### THE TASK
Scan the material that follows. Copy every line containing the word "labels".

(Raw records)
──────

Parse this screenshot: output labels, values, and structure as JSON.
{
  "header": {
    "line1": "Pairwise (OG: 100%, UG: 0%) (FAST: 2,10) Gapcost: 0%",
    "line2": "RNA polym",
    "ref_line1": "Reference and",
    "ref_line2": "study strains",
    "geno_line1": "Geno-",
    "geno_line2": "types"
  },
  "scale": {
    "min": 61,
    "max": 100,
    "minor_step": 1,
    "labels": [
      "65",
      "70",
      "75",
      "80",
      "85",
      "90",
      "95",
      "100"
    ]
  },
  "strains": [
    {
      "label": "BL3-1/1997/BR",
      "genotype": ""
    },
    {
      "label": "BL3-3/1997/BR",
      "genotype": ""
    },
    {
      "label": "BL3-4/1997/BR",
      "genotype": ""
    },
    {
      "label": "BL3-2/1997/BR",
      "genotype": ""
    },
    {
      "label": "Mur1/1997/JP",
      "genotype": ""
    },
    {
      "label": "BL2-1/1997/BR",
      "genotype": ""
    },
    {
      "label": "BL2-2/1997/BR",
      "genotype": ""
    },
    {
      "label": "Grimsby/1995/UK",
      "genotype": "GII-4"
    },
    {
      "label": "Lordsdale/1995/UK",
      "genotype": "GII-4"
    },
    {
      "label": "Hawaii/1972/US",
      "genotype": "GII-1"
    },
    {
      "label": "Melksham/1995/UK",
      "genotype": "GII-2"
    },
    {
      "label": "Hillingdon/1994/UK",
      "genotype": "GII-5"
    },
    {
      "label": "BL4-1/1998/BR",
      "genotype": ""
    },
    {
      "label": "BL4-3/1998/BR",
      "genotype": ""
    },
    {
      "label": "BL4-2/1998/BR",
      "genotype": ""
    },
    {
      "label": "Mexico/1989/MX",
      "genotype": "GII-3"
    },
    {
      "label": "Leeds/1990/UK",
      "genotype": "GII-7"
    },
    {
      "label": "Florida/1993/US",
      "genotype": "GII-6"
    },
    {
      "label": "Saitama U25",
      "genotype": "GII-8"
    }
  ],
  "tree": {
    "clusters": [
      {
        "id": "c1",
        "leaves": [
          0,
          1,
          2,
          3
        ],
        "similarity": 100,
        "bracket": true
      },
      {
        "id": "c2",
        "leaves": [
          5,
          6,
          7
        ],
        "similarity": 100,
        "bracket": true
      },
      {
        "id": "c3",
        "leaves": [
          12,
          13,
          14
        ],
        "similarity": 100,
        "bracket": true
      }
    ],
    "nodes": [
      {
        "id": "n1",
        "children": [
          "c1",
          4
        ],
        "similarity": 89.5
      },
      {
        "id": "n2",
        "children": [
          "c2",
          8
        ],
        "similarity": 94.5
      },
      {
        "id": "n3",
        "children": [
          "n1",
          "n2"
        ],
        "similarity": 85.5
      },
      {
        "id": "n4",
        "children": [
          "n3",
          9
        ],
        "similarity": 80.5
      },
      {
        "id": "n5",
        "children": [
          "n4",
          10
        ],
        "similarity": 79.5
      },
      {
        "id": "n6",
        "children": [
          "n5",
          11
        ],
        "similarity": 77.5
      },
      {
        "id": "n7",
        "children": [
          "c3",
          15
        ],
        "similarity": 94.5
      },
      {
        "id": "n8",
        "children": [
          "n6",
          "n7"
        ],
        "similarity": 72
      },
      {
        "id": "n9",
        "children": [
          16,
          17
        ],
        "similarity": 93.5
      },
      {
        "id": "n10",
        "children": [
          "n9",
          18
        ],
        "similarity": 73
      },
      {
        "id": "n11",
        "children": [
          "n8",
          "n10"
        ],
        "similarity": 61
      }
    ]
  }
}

──────

### RESULT
Parse this screenshot: output labels, values, and structure as JSON.
    "labels": [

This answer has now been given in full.